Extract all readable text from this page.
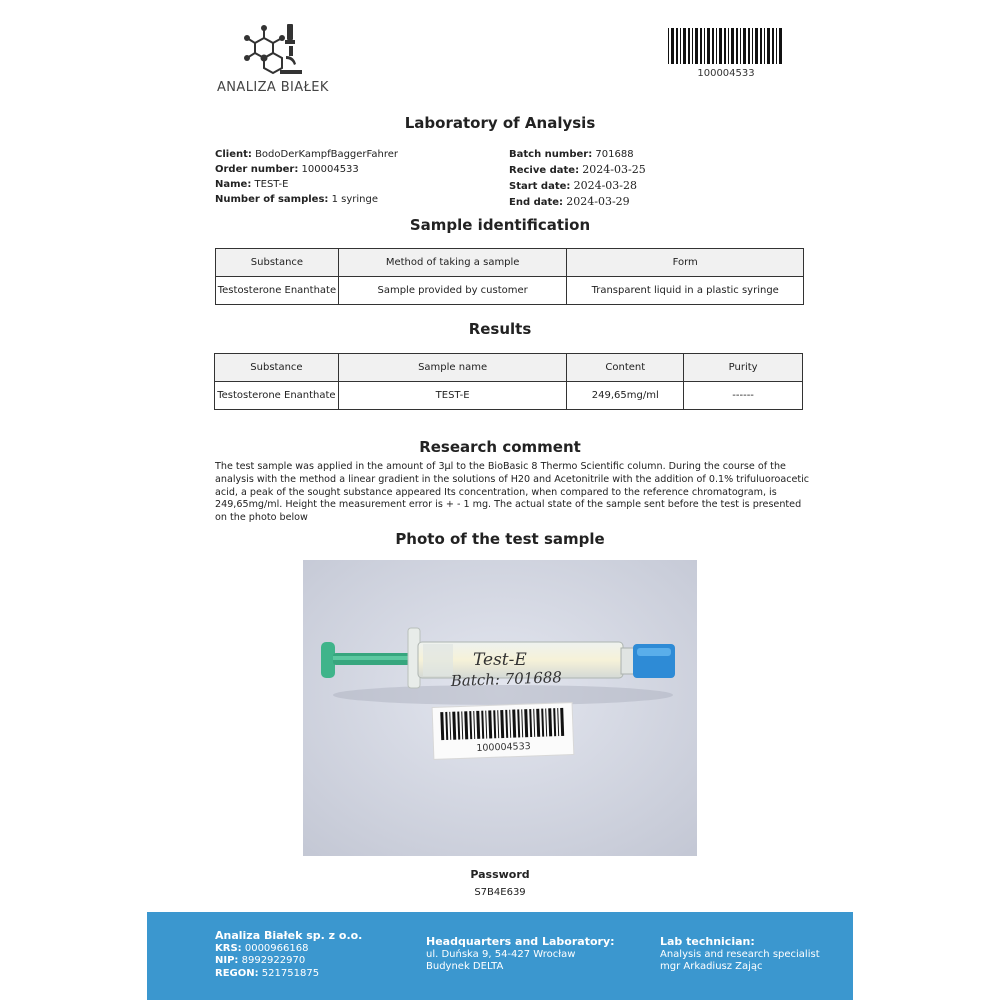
ANALIZA BIAŁEK
100004533
Laboratory of Analysis
Client: BodoDerKampfBaggerFahrer
Order number: 100004533
Name: TEST-E
Number of samples: 1 syringe
Batch number: 701688
Recive date: 2024-03-25
Start date: 2024-03-28
End date: 2024-03-29
Sample identification
Substance	Method of taking a sample	Form
Testosterone Enanthate	Sample provided by customer	Transparent liquid in a plastic syringe
Results
Substance	Sample name	Content	Purity
Testosterone Enanthate	TEST-E	249,65mg/ml	------
Research comment
The test sample was applied in the amount of 3µl to the BioBasic 8 Thermo Scientific column. During the course of the analysis with the method a linear gradient in the solutions of H20 and Acetonitrile with the addition of 0.1% trifuluoroacetic acid, a peak of the sought substance appeared Its concentration, when compared to the reference chromatogram, is 249,65mg/ml. Height the measurement error is + - 1 mg. The actual state of the sample sent before the test is presented on the photo below
Photo of the test sample
Test-E
Batch: 701688
100004533
Password
S7B4E639
Analiza Białek sp. z o.o.
KRS: 0000966168
NIP: 8992922970
REGON: 521751875
Headquarters and Laboratory:
ul. Duńska 9, 54-427 Wrocław
Budynek DELTA
Lab technician:
Analysis and research specialist
mgr Arkadiusz Zając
#####
• PROBLEM: Output the entries above exactly. Drop the pictures.

• ANSWER TO THE TASK:
Extract all readable text from this page.
ANALIZA BIAŁEK
100004533
Laboratory of Analysis
Client: BodoDerKampfBaggerFahrer
Order number: 100004533
Name: TEST-E
Number of samples: 1 syringe
Batch number: 701688
Recive date: 2024-03-25
Start date: 2024-03-28
End date: 2024-03-29
Sample identification
Substance	Method of taking a sample	Form
Testosterone Enanthate	Sample provided by customer	Transparent liquid in a plastic syringe
Results
Substance	Sample name	Content	Purity
Testosterone Enanthate	TEST-E	249,65mg/ml	------
Research comment
The test sample was applied in the amount of 3µl to the BioBasic 8 Thermo Scientific column. During the course of the analysis with the method a linear gradient in the solutions of H20 and Acetonitrile with the addition of 0.1% trifuluoroacetic acid, a peak of the sought substance appeared Its concentration, when compared to the reference chromatogram, is 249,65mg/ml. Height the measurement error is + - 1 mg. The actual state of the sample sent before the test is presented on the photo below
Photo of the test sample
Test-E
Batch: 701688
100004533
Password
S7B4E639
Analiza Białek sp. z o.o.
KRS: 0000966168
NIP: 8992922970
REGON: 521751875
Headquarters and Laboratory:
ul. Duńska 9, 54-427 Wrocław
Budynek DELTA
Lab technician:
Analysis and research specialist
mgr Arkadiusz Zając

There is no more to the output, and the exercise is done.